(Items from a data source)

┌──

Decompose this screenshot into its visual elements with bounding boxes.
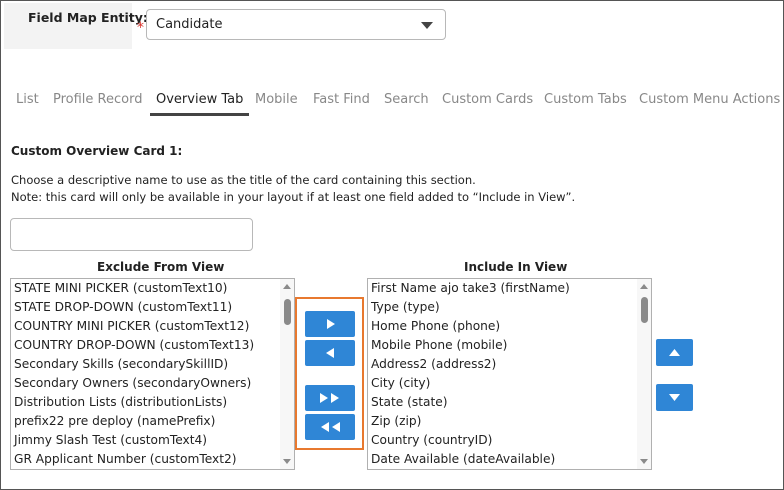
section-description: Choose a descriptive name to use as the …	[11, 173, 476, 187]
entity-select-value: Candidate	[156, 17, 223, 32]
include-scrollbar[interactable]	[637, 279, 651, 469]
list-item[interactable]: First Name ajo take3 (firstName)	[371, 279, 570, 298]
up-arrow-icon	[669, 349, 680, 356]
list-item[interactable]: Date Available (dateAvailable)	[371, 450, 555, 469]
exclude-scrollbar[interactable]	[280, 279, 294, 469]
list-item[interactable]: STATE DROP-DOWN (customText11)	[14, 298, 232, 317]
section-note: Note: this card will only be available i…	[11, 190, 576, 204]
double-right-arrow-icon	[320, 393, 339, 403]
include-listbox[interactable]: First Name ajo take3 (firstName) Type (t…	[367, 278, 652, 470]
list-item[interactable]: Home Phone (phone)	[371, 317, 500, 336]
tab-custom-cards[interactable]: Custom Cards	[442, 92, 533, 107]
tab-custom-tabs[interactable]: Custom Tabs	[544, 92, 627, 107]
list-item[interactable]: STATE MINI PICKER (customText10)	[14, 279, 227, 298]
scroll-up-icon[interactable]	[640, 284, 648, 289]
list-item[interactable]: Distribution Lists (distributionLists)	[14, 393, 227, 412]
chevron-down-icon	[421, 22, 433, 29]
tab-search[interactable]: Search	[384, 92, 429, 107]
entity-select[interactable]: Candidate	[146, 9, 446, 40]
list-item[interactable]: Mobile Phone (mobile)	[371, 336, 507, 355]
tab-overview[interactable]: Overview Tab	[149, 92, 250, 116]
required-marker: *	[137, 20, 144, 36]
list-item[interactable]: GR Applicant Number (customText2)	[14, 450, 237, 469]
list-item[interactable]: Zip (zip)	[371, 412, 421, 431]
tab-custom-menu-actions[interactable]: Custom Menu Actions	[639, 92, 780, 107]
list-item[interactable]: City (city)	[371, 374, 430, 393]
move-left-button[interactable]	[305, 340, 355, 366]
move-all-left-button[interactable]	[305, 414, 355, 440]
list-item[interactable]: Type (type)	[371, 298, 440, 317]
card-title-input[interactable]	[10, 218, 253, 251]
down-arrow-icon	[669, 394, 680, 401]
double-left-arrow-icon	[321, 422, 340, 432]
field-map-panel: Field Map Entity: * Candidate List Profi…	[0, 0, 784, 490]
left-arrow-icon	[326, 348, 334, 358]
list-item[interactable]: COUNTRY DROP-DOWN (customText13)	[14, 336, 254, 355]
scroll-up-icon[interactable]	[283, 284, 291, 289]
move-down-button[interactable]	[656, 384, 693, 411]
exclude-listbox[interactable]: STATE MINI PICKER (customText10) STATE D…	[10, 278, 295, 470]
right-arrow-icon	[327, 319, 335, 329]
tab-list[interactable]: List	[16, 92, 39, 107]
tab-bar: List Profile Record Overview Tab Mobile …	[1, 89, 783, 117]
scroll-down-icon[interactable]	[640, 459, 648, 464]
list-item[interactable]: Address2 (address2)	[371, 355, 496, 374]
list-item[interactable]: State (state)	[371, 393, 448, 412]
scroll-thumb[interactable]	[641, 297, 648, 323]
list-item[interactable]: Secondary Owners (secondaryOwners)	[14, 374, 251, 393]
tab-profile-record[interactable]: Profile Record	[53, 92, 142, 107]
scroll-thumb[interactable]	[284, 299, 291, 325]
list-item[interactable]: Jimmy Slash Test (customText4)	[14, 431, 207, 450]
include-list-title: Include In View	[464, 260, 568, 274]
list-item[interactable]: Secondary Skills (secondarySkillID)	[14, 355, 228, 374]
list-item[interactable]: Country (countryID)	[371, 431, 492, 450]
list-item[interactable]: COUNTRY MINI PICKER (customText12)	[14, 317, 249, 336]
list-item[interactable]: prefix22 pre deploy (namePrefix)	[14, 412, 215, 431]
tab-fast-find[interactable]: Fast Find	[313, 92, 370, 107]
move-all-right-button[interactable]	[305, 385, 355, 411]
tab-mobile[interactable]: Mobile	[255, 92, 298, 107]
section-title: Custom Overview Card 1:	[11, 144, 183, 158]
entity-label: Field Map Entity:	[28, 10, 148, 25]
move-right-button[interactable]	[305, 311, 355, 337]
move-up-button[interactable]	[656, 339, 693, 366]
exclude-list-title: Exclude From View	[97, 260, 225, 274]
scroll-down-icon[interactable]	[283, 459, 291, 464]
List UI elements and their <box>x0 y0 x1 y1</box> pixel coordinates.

└──
┌──

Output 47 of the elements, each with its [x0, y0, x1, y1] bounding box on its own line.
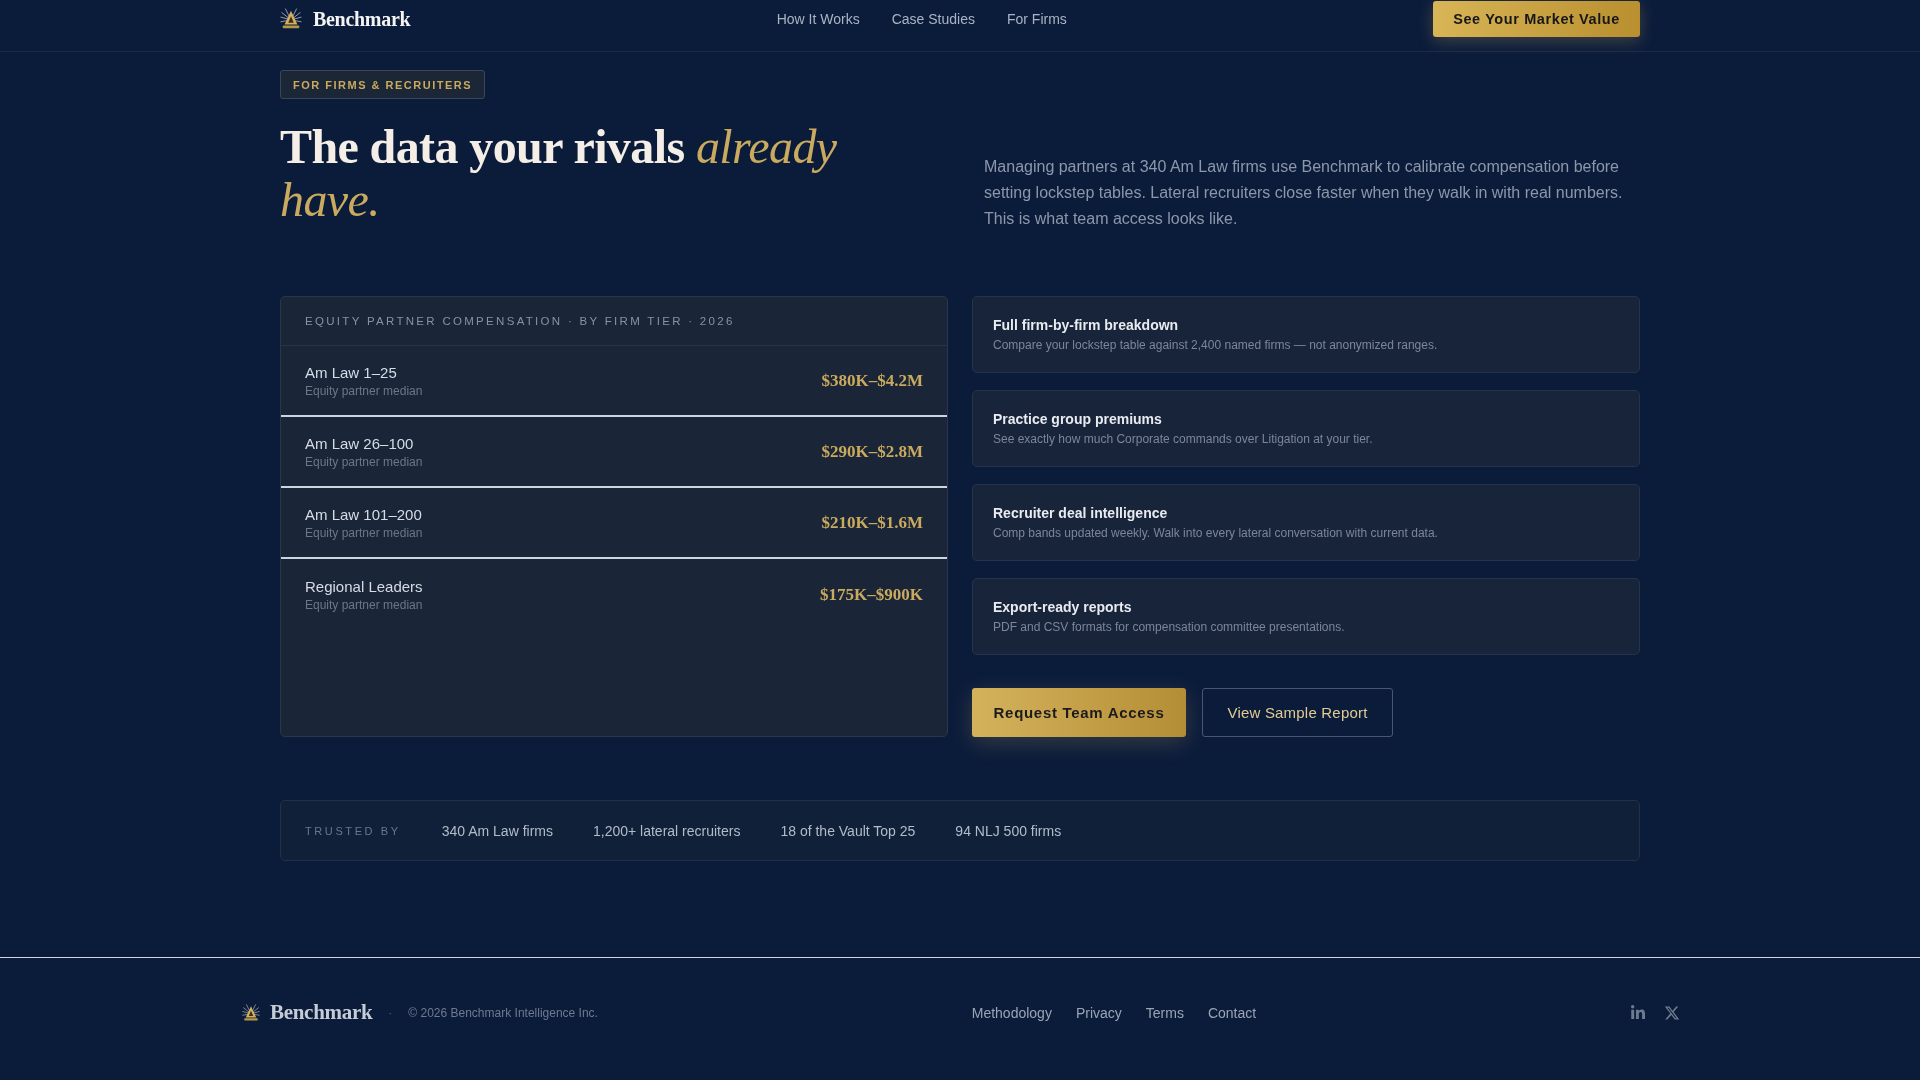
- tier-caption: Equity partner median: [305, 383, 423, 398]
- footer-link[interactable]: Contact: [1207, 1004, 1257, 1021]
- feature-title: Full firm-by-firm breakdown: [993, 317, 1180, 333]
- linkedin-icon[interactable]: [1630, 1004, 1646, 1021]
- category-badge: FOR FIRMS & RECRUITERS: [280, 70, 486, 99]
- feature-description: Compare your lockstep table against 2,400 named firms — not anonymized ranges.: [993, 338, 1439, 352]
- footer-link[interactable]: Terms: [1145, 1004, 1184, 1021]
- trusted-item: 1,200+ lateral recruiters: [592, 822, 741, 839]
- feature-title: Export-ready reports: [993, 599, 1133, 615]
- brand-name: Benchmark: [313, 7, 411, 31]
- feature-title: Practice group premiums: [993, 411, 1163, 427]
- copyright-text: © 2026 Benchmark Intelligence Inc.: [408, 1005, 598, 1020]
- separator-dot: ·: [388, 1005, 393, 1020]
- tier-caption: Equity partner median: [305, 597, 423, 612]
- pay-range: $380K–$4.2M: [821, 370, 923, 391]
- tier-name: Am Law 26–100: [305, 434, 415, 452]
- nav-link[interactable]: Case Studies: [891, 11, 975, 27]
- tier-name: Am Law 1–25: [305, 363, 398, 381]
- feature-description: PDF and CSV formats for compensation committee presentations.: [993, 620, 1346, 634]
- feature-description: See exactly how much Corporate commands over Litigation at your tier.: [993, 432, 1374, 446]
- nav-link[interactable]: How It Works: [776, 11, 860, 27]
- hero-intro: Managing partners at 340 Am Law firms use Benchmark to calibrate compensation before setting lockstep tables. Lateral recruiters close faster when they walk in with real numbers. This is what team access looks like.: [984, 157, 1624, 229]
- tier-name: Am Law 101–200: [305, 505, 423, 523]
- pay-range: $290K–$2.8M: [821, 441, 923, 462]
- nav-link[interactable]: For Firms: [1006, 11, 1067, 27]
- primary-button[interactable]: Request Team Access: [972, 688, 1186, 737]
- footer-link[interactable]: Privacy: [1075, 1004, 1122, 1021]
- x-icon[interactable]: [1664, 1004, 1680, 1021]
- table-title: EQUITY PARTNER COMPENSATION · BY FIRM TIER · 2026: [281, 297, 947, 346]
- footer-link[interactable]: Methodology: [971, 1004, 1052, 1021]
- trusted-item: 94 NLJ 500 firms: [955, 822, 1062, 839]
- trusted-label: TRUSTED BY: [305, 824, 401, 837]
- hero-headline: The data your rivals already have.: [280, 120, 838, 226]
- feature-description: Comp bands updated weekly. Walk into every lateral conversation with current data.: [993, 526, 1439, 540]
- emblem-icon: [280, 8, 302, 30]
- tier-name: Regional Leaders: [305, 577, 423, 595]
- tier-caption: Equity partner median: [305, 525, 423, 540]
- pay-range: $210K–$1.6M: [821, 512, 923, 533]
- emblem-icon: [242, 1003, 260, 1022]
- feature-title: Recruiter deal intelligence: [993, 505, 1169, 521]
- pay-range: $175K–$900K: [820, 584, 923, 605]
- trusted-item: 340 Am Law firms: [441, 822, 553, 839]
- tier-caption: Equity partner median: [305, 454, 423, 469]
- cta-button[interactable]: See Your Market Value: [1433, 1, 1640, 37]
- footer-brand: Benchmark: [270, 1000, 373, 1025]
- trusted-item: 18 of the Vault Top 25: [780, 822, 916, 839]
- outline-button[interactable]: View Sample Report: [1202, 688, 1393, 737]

└──

Repeat the entries verbatim, starting at the line containing "section-description: Choose a" and ending at the line containing "284, 648, 289]".

Correct result ->
section-description: Choose a descriptive name to use as the …	[11, 173, 476, 187]
entity-select-value: Candidate	[156, 17, 223, 32]
include-scrollbar[interactable]	[637, 279, 651, 469]
list-item[interactable]: First Name ajo take3 (firstName)	[371, 279, 570, 298]
up-arrow-icon	[669, 349, 680, 356]
list-item[interactable]: Date Available (dateAvailable)	[371, 450, 555, 469]
exclude-scrollbar[interactable]	[280, 279, 294, 469]
list-item[interactable]: STATE DROP-DOWN (customText11)	[14, 298, 232, 317]
section-note: Note: this card will only be available i…	[11, 190, 576, 204]
double-right-arrow-icon	[320, 393, 339, 403]
include-listbox[interactable]: First Name ajo take3 (firstName) Type (t…	[367, 278, 652, 470]
list-item[interactable]: Home Phone (phone)	[371, 317, 500, 336]
tab-custom-cards[interactable]: Custom Cards	[442, 92, 533, 107]
tab-custom-tabs[interactable]: Custom Tabs	[544, 92, 627, 107]
list-item[interactable]: STATE MINI PICKER (customText10)	[14, 279, 227, 298]
scroll-up-icon[interactable]	[640, 284, 648, 289]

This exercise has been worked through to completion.